====== Data shown

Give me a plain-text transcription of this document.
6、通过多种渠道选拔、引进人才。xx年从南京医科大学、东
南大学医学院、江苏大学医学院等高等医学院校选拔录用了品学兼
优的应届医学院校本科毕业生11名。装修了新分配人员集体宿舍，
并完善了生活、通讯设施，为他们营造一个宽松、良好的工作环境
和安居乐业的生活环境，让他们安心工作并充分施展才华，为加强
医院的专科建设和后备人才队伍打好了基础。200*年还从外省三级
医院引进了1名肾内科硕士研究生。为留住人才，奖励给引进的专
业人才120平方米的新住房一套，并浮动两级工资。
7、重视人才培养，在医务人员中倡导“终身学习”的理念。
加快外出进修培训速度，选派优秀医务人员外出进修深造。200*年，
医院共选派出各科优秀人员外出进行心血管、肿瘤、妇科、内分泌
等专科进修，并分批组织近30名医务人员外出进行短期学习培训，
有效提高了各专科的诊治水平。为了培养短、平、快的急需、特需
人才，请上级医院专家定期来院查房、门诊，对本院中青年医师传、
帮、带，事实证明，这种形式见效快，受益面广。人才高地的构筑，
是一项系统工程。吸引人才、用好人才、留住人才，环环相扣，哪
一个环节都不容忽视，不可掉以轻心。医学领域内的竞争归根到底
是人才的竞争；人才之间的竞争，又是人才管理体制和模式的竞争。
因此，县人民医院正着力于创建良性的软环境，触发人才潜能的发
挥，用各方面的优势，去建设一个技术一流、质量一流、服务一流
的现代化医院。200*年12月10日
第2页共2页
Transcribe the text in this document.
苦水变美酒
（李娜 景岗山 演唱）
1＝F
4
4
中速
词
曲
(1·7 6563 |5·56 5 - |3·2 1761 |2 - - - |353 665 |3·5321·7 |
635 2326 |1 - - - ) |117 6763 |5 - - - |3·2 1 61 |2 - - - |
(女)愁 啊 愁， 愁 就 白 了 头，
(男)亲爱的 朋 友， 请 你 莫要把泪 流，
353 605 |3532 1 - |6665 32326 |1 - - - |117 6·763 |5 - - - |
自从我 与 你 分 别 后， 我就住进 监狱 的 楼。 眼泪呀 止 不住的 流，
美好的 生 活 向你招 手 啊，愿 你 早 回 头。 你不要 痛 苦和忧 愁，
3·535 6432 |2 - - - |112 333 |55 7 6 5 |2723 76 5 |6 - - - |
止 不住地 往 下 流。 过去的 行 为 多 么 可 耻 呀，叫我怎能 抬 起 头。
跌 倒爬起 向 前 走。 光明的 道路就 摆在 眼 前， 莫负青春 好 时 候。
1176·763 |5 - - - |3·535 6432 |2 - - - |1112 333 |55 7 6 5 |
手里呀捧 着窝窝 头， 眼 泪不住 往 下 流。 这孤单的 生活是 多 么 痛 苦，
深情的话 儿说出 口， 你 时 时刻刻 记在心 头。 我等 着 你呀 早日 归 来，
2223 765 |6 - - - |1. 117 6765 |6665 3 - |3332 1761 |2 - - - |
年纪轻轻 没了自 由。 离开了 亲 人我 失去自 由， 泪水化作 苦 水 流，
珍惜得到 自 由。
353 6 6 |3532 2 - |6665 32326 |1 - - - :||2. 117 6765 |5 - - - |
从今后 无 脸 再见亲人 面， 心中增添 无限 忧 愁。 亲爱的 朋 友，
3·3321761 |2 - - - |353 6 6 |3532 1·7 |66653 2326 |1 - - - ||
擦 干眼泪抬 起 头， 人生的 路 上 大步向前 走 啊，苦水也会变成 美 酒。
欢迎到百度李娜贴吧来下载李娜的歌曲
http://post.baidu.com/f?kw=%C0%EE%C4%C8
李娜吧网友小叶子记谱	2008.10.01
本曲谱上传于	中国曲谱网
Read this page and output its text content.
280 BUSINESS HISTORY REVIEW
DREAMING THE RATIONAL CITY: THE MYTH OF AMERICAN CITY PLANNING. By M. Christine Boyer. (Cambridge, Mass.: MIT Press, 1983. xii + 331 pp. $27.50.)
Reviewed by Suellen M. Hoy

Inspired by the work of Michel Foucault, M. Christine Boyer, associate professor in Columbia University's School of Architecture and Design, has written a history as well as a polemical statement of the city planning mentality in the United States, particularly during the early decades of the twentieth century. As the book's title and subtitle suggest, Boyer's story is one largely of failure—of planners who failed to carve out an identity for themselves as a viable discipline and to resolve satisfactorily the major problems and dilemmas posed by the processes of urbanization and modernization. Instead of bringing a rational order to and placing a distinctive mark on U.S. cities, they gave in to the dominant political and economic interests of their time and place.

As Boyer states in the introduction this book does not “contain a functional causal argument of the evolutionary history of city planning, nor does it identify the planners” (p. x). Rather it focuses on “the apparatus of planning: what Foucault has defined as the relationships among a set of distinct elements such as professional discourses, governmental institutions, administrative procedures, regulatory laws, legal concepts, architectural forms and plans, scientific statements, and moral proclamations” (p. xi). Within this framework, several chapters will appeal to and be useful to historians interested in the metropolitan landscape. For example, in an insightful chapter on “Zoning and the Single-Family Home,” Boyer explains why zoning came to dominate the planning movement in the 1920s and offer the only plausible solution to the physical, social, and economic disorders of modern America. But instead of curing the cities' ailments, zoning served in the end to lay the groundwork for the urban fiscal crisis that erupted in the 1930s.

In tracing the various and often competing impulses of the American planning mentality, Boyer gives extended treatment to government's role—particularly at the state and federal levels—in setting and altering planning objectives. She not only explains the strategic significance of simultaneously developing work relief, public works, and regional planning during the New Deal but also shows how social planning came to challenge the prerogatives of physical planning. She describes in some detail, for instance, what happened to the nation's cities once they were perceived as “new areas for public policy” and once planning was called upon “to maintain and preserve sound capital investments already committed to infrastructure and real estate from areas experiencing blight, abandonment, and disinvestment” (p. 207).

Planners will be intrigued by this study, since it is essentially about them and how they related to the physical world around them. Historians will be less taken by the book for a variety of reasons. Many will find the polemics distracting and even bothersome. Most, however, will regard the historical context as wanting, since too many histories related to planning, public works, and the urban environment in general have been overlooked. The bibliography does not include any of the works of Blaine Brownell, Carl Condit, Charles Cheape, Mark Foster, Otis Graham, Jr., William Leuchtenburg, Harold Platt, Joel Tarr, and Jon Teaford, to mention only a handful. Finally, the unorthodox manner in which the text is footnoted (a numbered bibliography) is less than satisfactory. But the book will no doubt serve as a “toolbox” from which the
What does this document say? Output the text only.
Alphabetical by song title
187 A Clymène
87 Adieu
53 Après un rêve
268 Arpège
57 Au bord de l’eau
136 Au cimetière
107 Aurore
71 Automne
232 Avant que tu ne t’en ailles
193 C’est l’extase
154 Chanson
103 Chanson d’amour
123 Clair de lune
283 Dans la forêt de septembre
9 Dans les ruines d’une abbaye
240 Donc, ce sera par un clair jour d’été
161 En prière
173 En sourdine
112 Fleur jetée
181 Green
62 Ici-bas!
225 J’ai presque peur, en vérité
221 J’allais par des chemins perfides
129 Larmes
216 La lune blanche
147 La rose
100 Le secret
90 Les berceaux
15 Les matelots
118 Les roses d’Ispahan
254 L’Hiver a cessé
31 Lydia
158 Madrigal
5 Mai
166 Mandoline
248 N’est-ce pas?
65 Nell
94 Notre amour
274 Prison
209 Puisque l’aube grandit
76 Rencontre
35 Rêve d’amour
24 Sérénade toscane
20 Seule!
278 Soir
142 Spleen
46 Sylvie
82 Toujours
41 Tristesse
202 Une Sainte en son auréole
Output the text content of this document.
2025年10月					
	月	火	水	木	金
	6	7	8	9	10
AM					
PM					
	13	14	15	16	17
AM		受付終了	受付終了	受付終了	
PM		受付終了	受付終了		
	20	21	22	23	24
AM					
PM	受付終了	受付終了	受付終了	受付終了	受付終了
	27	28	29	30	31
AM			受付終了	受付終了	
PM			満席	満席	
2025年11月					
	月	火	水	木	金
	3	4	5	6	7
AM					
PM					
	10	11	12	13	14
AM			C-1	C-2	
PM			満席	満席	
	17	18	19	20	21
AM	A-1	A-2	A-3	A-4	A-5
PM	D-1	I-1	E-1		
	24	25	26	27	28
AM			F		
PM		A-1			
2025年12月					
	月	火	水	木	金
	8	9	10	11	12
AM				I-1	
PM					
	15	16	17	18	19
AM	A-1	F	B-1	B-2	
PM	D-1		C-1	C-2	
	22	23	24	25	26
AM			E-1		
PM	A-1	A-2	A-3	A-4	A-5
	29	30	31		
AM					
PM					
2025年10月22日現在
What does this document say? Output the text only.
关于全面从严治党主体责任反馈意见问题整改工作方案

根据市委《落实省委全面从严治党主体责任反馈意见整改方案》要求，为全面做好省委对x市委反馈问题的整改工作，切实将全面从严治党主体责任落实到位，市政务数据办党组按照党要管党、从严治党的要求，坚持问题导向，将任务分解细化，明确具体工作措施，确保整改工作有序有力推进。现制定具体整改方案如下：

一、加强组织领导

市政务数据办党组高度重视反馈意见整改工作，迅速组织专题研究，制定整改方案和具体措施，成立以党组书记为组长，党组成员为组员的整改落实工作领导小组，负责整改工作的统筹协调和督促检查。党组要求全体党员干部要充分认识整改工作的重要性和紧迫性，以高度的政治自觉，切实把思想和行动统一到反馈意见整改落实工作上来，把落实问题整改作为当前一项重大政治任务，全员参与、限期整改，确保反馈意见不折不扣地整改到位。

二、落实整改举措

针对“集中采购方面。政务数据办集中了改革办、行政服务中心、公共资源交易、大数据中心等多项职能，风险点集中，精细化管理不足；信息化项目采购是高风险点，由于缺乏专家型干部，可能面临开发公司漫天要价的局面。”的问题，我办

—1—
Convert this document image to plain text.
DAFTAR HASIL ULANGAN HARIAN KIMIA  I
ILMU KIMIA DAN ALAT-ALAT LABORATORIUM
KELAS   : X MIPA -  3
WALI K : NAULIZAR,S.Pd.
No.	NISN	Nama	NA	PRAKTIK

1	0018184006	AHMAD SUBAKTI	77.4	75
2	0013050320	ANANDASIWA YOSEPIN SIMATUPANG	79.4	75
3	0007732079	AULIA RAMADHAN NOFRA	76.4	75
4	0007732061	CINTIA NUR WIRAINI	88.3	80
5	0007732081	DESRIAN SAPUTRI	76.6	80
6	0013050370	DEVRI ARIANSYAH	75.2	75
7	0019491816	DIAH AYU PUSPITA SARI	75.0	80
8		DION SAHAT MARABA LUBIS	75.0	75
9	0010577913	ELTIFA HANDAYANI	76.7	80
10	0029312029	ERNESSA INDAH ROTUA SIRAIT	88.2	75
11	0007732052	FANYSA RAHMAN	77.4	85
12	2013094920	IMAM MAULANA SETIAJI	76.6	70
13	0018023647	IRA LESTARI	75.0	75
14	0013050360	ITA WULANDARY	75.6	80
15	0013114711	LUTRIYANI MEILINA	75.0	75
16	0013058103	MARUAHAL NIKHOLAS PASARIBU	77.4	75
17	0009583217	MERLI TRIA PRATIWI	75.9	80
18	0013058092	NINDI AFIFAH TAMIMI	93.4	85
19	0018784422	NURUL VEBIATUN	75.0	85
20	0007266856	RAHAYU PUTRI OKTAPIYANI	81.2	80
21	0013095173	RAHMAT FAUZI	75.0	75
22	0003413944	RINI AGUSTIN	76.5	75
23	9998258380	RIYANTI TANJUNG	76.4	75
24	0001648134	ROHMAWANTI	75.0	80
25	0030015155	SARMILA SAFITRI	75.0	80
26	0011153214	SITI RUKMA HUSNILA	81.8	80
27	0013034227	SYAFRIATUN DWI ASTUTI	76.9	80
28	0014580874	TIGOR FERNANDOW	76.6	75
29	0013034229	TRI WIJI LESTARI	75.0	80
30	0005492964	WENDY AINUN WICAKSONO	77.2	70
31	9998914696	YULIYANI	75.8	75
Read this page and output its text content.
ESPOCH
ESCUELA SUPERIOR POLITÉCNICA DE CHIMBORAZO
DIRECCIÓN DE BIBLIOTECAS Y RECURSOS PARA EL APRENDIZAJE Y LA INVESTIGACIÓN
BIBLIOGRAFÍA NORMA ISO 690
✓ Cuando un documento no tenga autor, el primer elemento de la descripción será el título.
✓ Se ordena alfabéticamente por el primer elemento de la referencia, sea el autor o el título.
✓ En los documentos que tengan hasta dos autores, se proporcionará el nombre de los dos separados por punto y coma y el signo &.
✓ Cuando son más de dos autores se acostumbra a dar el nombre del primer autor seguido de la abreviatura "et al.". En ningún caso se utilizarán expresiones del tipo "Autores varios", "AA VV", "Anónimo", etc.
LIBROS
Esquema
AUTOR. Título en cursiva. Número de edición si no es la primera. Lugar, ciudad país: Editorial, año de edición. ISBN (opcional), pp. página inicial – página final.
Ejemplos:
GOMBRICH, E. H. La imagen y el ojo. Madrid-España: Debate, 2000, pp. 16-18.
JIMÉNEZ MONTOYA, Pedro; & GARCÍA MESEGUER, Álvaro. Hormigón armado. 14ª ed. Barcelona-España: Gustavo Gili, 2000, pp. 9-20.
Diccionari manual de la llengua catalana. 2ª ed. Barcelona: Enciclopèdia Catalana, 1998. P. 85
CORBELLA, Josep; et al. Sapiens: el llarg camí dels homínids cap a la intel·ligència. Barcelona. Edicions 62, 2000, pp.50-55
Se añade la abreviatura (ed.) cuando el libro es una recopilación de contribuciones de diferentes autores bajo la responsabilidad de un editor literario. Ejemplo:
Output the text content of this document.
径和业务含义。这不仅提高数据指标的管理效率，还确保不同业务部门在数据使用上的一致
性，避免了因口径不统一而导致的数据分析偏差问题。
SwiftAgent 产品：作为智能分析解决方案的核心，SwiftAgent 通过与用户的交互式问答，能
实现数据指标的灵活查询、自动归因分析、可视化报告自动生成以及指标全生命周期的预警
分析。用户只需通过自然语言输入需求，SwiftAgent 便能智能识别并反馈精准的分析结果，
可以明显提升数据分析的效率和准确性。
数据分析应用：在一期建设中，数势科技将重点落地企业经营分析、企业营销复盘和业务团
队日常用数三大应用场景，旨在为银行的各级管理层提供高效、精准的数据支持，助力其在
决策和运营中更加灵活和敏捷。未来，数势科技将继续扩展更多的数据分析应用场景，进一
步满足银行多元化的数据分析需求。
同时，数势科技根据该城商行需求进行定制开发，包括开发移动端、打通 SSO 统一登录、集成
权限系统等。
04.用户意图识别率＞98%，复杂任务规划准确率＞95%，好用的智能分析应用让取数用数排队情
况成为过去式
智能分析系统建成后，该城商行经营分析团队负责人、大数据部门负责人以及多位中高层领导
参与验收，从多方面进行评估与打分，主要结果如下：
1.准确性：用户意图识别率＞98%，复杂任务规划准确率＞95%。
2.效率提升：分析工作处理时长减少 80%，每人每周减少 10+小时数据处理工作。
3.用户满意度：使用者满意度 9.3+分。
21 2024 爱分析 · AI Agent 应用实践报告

============

Wherever "amour" shows up in a line, copy that line.

Complete response.
103 Chanson d’amour
94 Notre amour
35 Rêve d’amour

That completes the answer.